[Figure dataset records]
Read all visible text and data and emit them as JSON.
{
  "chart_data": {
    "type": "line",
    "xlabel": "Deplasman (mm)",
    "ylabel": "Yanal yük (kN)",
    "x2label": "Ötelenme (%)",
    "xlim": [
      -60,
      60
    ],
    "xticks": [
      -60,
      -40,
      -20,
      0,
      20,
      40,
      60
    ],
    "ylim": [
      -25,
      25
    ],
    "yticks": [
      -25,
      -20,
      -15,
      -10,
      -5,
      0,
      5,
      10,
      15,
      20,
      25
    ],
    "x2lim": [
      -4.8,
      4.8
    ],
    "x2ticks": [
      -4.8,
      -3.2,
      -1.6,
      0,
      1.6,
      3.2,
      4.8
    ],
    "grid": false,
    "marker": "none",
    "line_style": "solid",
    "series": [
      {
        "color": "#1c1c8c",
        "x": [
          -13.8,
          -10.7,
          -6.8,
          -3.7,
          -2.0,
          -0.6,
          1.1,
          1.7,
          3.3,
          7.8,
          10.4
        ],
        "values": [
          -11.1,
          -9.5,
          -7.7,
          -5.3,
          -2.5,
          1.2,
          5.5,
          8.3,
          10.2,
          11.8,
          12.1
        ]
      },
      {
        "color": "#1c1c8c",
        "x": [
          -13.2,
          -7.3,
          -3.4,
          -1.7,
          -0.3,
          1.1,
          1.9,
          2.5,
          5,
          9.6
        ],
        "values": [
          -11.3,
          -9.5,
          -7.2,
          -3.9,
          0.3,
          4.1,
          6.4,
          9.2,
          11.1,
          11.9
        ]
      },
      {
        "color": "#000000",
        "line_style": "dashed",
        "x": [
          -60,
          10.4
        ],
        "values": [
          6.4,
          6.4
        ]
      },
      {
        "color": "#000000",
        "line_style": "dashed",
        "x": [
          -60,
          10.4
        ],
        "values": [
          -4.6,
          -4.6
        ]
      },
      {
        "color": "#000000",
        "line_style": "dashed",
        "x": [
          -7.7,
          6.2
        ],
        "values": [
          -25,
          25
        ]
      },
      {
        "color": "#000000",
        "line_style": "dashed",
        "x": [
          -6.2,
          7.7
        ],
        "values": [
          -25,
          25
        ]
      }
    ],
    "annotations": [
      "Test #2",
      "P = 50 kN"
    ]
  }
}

§ Problem: All of the entries must be quoted exactly; please include each one.

§ Output below:
Read all visible text and data and emit them as JSON.
{
  "chart_data": {
    "type": "line",
    "xlabel": "Deplasman (mm)",
    "ylabel": "Yanal yük (kN)",
    "x2label": "Ötelenme (%)",
    "xlim": [
      -60,
      60
    ],
    "xticks": [
      -60,
      -40,
      -20,
      0,
      20,
      40,
      60
    ],
    "ylim": [
      -25,
      25
    ],
    "yticks": [
      -25,
      -20,
      -15,
      -10,
      -5,
      0,
      5,
      10,
      15,
      20,
      25
    ],
    "x2lim": [
      -4.8,
      4.8
    ],
    "x2ticks": [
      -4.8,
      -3.2,
      -1.6,
      0,
      1.6,
      3.2,
      4.8
    ],
    "grid": false,
    "marker": "none",
    "line_style": "solid",
    "series": [
      {
        "color": "#1c1c8c",
        "x": [
          -13.8,
          -10.7,
          -6.8,
          -3.7,
          -2.0,
          -0.6,
          1.1,
          1.7,
          3.3,
          7.8,
          10.4
        ],
        "values": [
          -11.1,
          -9.5,
          -7.7,
          -5.3,
          -2.5,
          1.2,
          5.5,
          8.3,
          10.2,
          11.8,
          12.1
        ]
      },
      {
        "color": "#1c1c8c",
        "x": [
          -13.2,
          -7.3,
          -3.4,
          -1.7,
          -0.3,
          1.1,
          1.9,
          2.5,
          5,
          9.6
        ],
        "values": [
          -11.3,
          -9.5,
          -7.2,
          -3.9,
          0.3,
          4.1,
          6.4,
          9.2,
          11.1,
          11.9
        ]
      },
      {
        "color": "#000000",
        "line_style": "dashed",
        "x": [
          -60,
          10.4
        ],
        "values": [
          6.4,
          6.4
        ]
      },
      {
        "color": "#000000",
        "line_style": "dashed",
        "x": [
          -60,
          10.4
        ],
        "values": [
          -4.6,
          -4.6
        ]
      },
      {
        "color": "#000000",
        "line_style": "dashed",
        "x": [
          -7.7,
          6.2
        ],
        "values": [
          -25,
          25
        ]
      },
      {
        "color": "#000000",
        "line_style": "dashed",
        "x": [
          -6.2,
          7.7
        ],
        "values": [
          -25,
          25
        ]
      }
    ],
    "annotations": [
      "Test #2",
      "P = 50 kN"
    ]
  }
}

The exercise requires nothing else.